Data entries
════════

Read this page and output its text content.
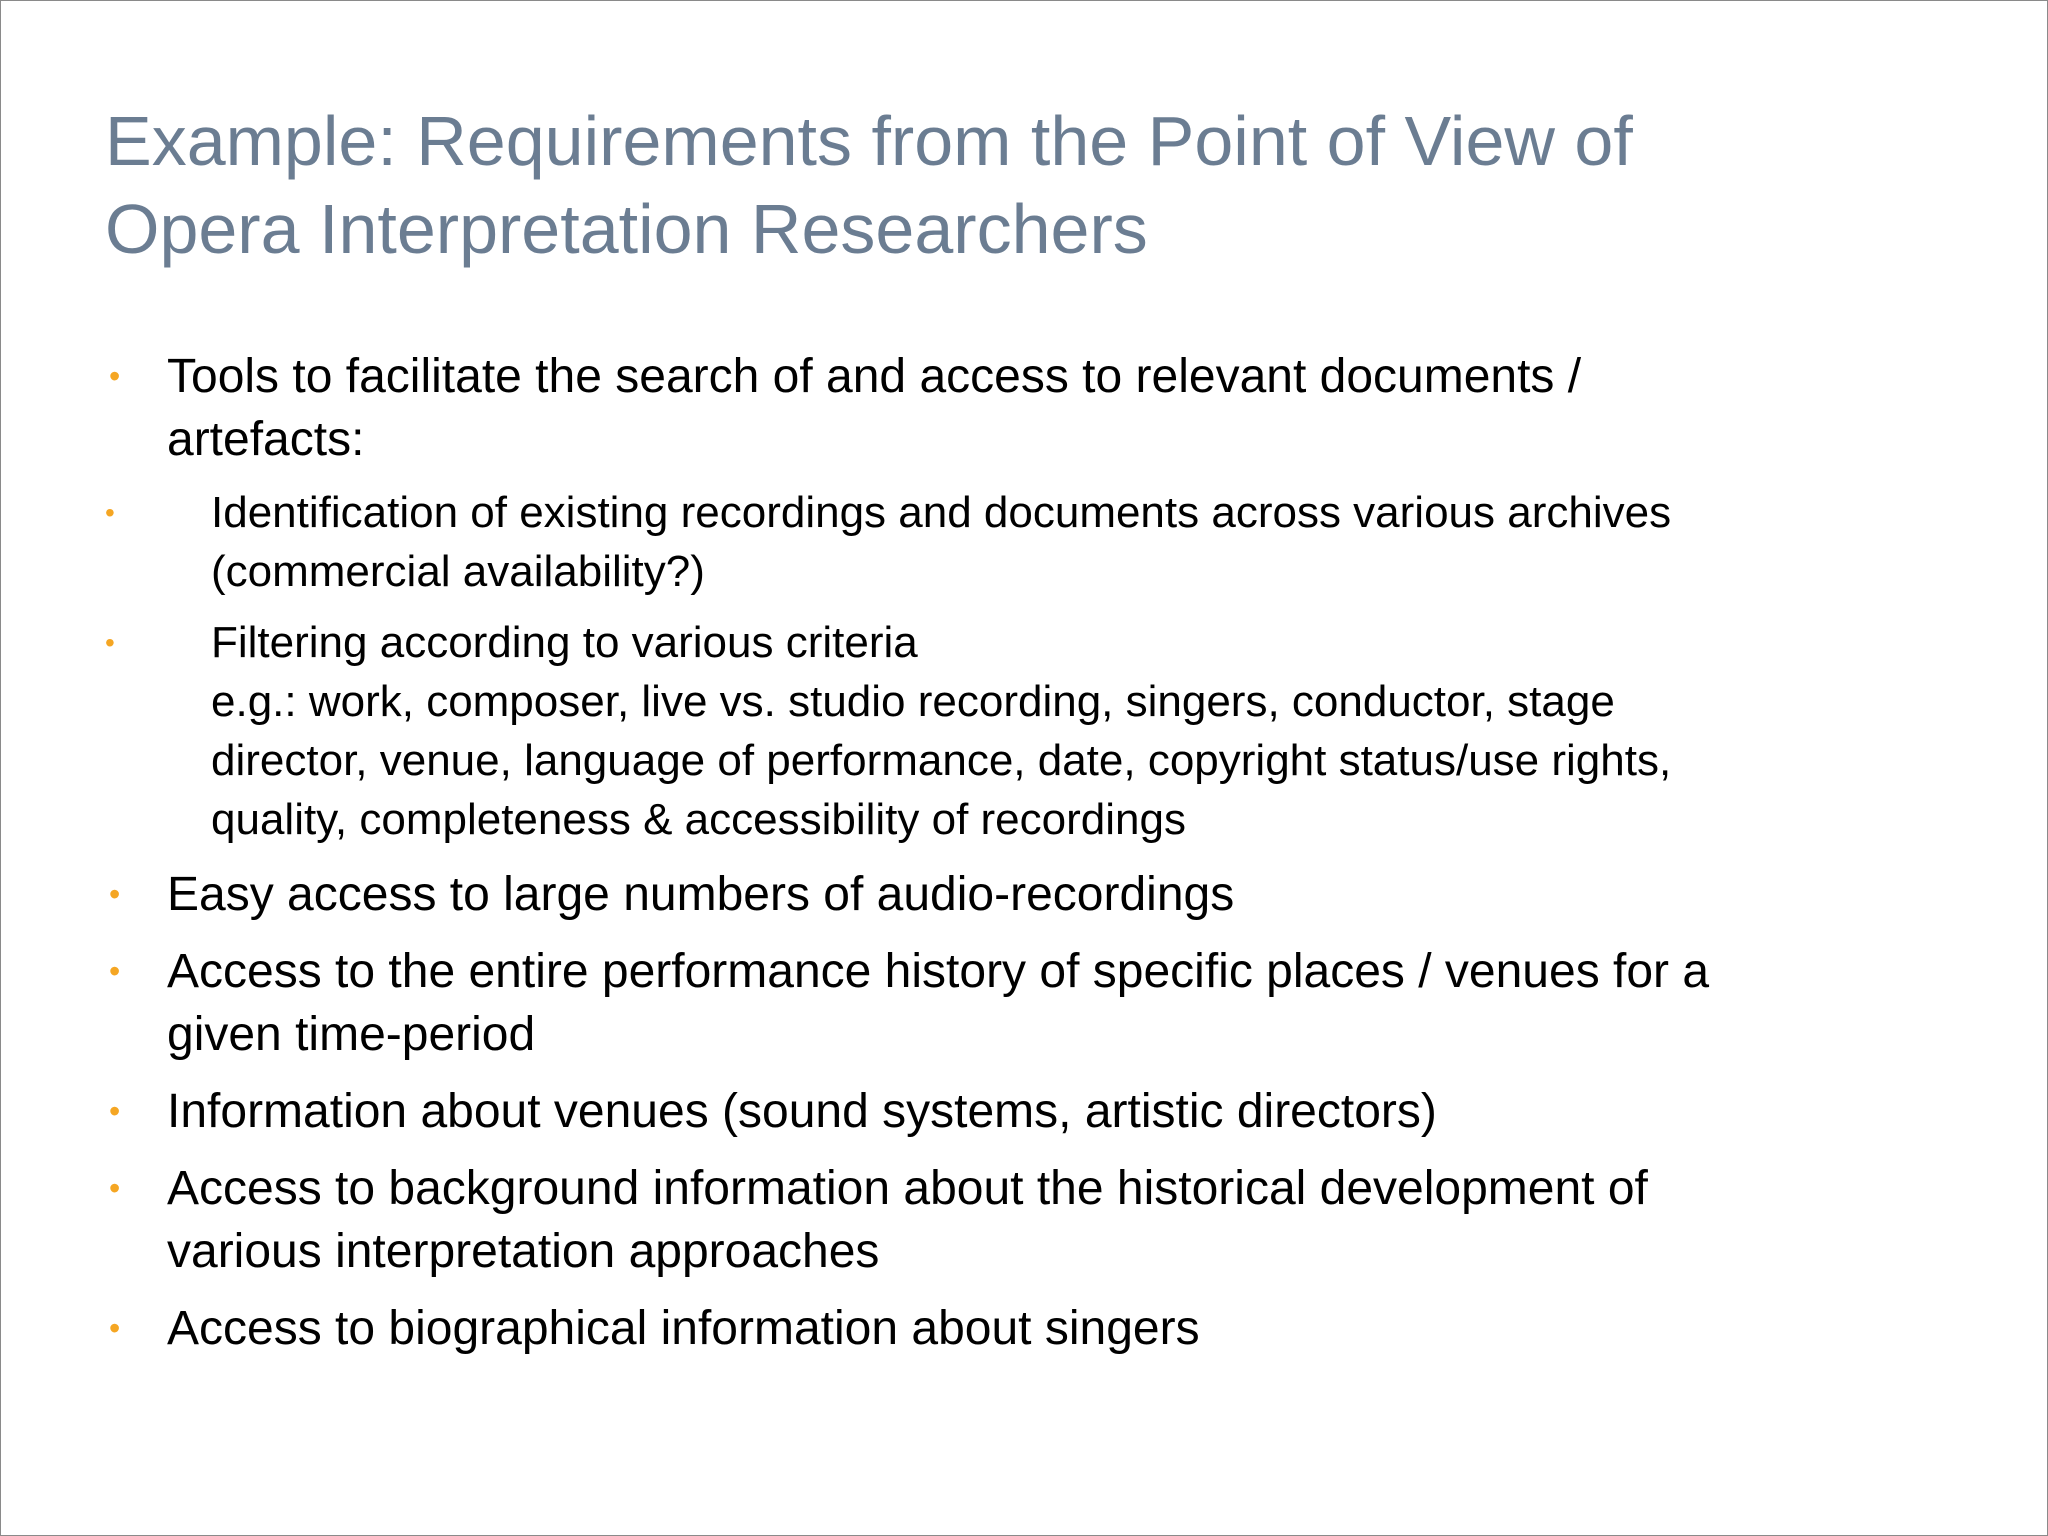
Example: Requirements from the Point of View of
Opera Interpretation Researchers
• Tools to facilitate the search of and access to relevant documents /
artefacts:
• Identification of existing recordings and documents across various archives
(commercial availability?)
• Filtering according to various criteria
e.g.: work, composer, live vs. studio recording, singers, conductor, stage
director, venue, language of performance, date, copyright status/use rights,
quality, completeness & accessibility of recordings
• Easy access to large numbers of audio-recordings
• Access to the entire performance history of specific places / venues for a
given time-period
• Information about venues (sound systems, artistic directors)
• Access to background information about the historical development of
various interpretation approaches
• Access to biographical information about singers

════════

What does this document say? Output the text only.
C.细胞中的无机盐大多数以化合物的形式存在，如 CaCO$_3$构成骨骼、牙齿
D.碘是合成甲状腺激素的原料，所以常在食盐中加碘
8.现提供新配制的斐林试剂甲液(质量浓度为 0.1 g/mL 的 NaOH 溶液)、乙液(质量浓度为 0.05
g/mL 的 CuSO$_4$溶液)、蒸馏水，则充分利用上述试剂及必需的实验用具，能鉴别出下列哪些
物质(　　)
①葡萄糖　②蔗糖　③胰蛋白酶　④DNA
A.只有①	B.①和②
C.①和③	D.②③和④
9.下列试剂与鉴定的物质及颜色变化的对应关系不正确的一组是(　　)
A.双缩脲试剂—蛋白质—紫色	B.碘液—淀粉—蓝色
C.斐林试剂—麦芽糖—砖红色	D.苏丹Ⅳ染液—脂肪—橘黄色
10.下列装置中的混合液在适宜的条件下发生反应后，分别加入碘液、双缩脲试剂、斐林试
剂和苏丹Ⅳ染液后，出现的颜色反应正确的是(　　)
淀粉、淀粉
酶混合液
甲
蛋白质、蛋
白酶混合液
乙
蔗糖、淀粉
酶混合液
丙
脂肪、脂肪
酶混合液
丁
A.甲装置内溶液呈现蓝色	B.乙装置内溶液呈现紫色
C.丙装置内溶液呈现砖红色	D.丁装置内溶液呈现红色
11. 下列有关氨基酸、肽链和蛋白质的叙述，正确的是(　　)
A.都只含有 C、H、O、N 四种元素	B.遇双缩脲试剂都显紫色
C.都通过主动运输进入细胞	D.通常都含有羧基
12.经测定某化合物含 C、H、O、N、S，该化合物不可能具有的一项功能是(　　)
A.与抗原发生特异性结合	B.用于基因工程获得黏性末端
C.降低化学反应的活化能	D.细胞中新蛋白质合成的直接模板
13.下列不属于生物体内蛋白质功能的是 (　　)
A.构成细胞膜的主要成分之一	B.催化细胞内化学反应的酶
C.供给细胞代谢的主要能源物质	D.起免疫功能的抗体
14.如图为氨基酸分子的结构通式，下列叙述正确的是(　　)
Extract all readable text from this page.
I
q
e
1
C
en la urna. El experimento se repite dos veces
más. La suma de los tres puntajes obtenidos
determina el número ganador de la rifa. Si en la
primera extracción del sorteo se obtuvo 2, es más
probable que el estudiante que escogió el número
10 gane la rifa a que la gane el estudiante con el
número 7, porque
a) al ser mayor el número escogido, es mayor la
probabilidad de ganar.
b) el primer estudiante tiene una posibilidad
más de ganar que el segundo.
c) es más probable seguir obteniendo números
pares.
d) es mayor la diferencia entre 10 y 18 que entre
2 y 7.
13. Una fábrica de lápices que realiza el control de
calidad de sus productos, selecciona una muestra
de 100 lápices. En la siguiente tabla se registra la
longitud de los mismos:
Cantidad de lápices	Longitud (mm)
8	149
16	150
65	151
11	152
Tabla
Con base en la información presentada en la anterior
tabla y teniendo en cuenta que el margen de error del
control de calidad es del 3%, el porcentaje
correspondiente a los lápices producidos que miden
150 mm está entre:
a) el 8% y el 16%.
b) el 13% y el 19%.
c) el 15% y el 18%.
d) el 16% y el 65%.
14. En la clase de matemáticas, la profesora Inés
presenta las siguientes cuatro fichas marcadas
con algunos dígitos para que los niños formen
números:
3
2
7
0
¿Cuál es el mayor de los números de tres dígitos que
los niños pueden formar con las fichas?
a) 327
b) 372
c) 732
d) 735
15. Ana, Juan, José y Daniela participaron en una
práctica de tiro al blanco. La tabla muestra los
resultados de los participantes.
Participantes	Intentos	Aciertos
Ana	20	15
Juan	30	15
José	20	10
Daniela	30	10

════════

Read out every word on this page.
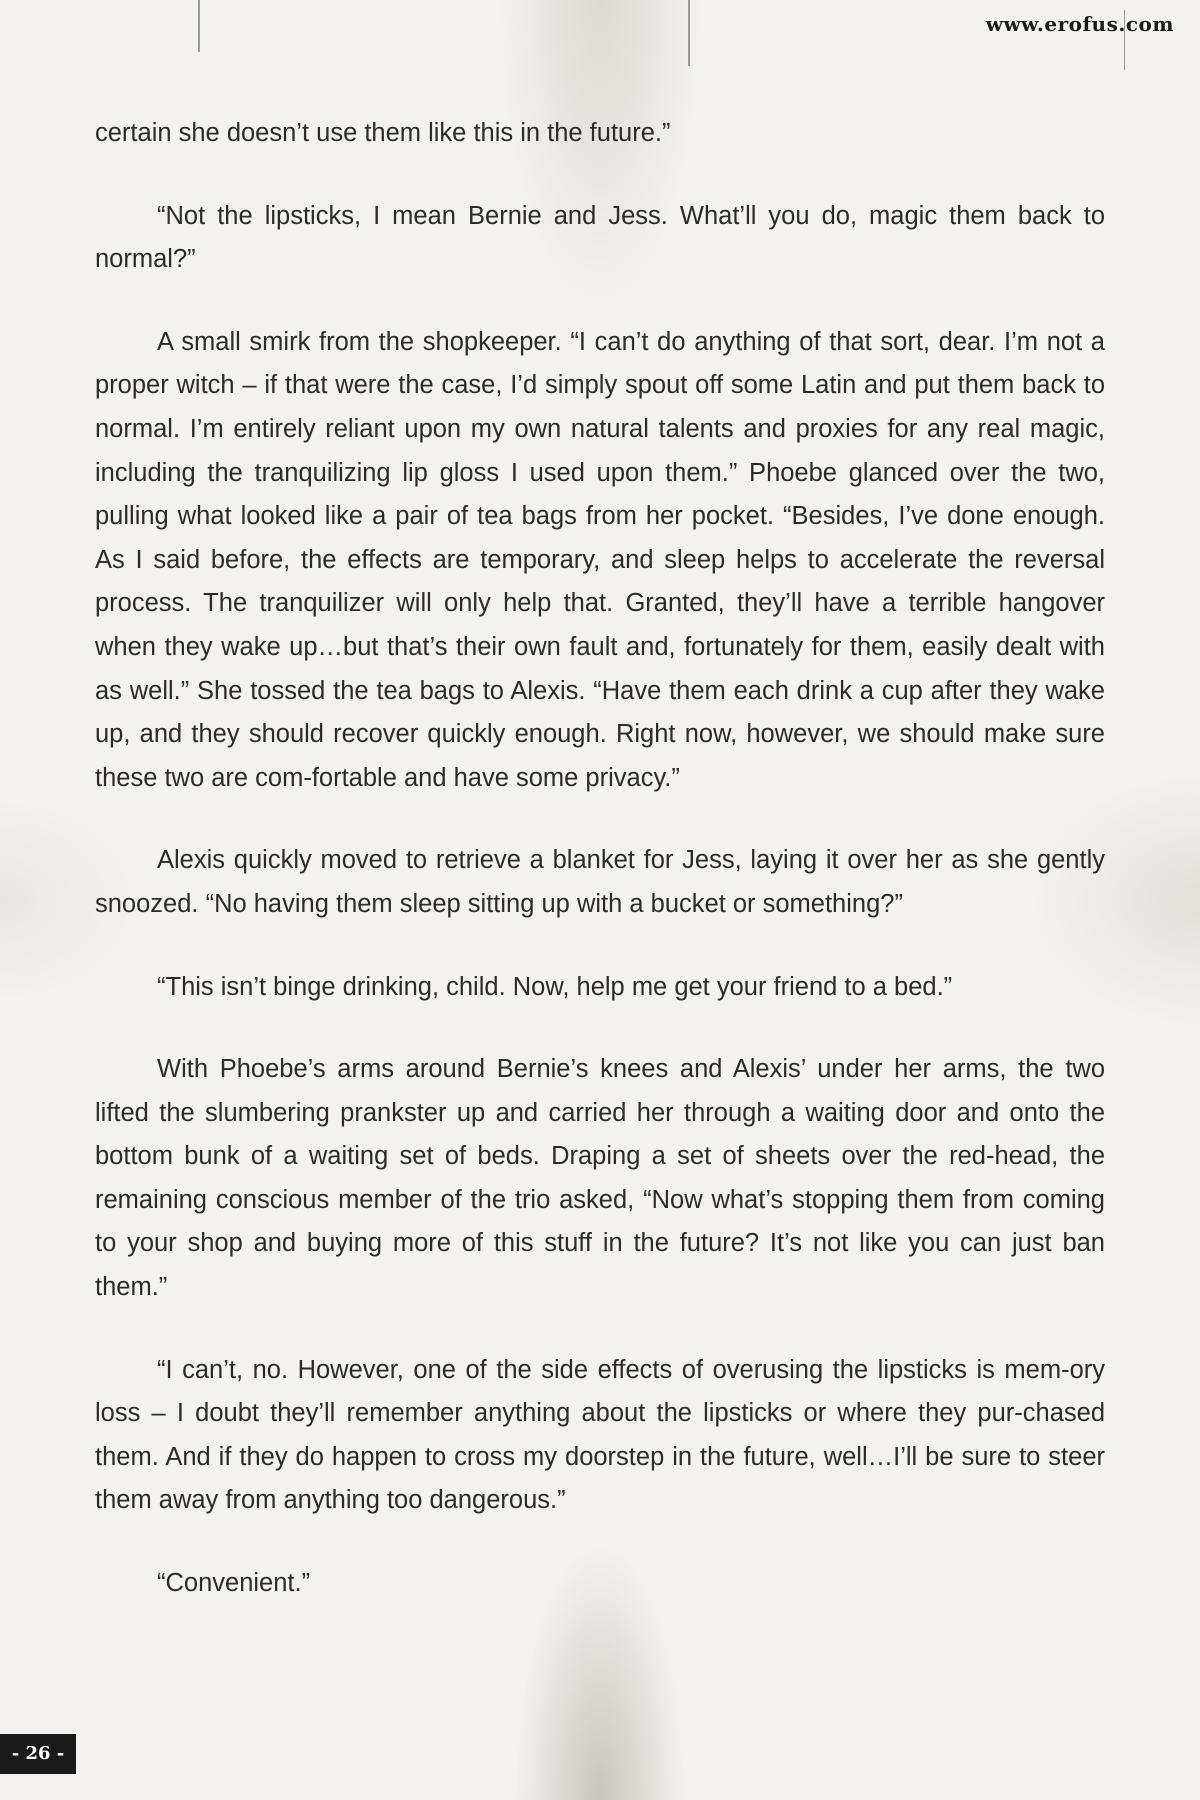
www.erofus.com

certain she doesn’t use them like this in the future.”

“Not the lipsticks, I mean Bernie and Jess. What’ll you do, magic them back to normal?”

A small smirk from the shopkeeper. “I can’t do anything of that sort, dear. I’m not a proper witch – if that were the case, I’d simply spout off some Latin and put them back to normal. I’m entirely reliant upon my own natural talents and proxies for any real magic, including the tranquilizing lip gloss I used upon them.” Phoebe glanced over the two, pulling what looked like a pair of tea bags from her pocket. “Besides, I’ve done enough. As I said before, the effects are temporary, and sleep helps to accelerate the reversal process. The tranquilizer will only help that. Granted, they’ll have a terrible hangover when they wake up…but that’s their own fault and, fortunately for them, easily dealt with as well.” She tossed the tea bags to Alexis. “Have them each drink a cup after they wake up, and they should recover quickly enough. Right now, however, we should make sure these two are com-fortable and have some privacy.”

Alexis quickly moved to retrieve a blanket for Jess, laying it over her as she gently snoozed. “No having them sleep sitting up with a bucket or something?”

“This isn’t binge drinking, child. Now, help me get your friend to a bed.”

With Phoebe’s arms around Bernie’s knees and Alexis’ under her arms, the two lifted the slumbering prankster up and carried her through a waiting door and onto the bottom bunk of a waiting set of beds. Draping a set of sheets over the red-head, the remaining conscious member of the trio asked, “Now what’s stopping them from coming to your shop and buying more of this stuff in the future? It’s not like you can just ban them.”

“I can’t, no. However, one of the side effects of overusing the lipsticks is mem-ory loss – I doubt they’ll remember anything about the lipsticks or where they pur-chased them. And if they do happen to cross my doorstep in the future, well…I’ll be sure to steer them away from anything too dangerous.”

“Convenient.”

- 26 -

════════

_Task directions_: Among the lines above, count those containing the word "dígitos" and give nothing but the result.

_Completed exercise_: 2